- **Stated exercise**
Transcribe everything in the data word for word. Pictures are left out.

- **Data to use**
-=-=-=-=-
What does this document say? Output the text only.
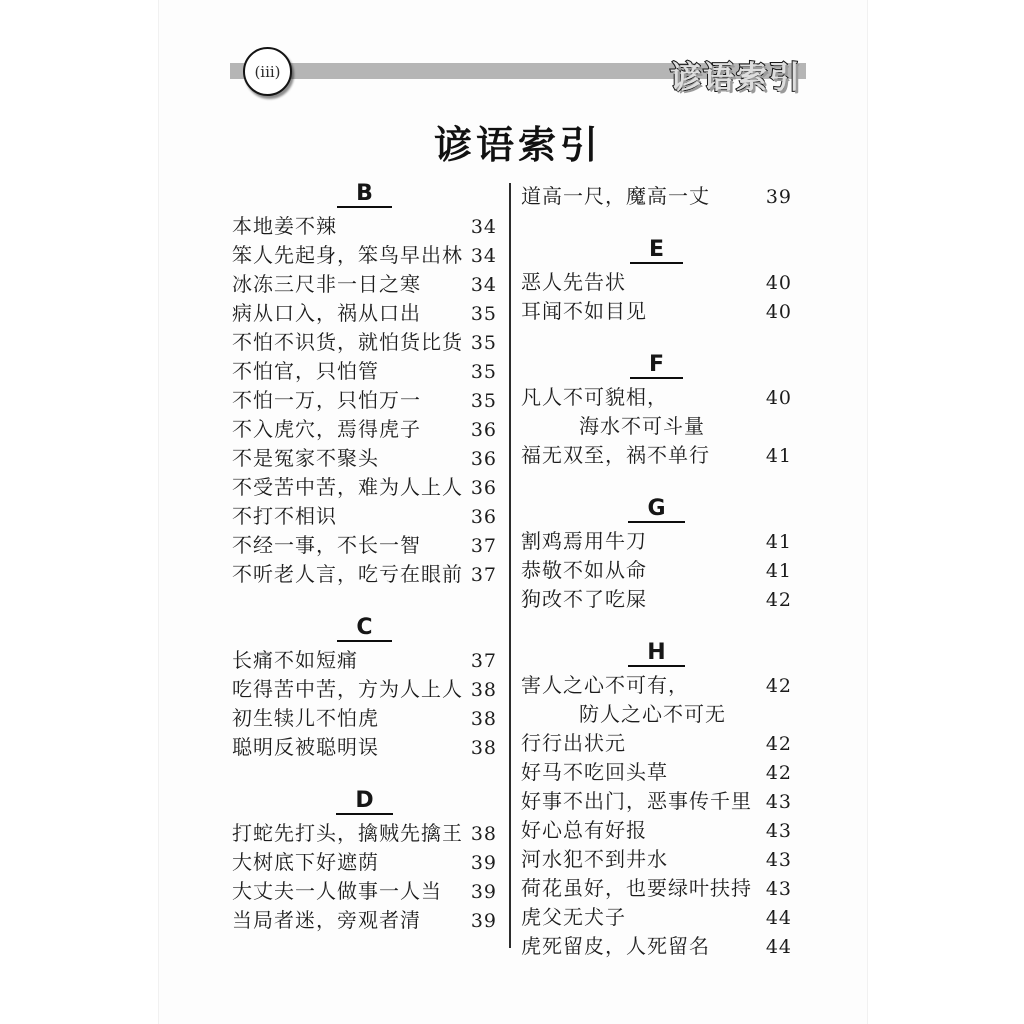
(iii)	谚语索引
谚语索引
B
本地姜不辣	34
笨人先起身，笨鸟早出林 34
冰冻三尺非一日之寒	34
病从口入，祸从口出	35
不怕不识货，就怕货比货 35
不怕官，只怕管	35
不怕一万，只怕万一	35
不入虎穴，焉得虎子	36
不是冤家不聚头	36
不受苦中苦，难为人上人 36
不打不相识	36
不经一事，不长一智	37
不听老人言，吃亏在眼前 37
C
长痛不如短痛	37
吃得苦中苦，方为人上人 38
初生犊儿不怕虎	38
聪明反被聪明误	38
D
打蛇先打头，擒贼先擒王 38
大树底下好遮荫	39
大丈夫一人做事一人当	39
当局者迷，旁观者清	39
道高一尺，魔高一丈	39
E
恶人先告状	40
耳闻不如目见	40
F
凡人不可貌相，	40
海水不可斗量
福无双至，祸不单行	41
G
割鸡焉用牛刀	41
恭敬不如从命	41
狗改不了吃屎	42
H
害人之心不可有，	42
防人之心不可无
行行出状元	42
好马不吃回头草	42
好事不出门，恶事传千里 43
好心总有好报	43
河水犯不到井水	43
荷花虽好，也要绿叶扶持 43
虎父无犬子	44
虎死留皮，人死留名	44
-=-=-=-=-
- **Output of the task**
What does this document say? Output the text only.
(iii)	谚语索引
谚语索引
B
本地姜不辣	34
笨人先起身，笨鸟早出林 34
冰冻三尺非一日之寒	34
病从口入，祸从口出	35
不怕不识货，就怕货比货 35
不怕官，只怕管	35
不怕一万，只怕万一	35
不入虎穴，焉得虎子	36
不是冤家不聚头	36
不受苦中苦，难为人上人 36
不打不相识	36
不经一事，不长一智	37
不听老人言，吃亏在眼前 37
C
长痛不如短痛	37
吃得苦中苦，方为人上人 38
初生犊儿不怕虎	38
聪明反被聪明误	38
D
打蛇先打头，擒贼先擒王 38
大树底下好遮荫	39
大丈夫一人做事一人当	39
当局者迷，旁观者清	39
道高一尺，魔高一丈	39
E
恶人先告状	40
耳闻不如目见	40
F
凡人不可貌相，	40
海水不可斗量
福无双至，祸不单行	41
G
割鸡焉用牛刀	41
恭敬不如从命	41
狗改不了吃屎	42
H
害人之心不可有，	42
防人之心不可无
行行出状元	42
好马不吃回头草	42
好事不出门，恶事传千里 43
好心总有好报	43
河水犯不到井水	43
荷花虽好，也要绿叶扶持 43
虎父无犬子	44
虎死留皮，人死留名	44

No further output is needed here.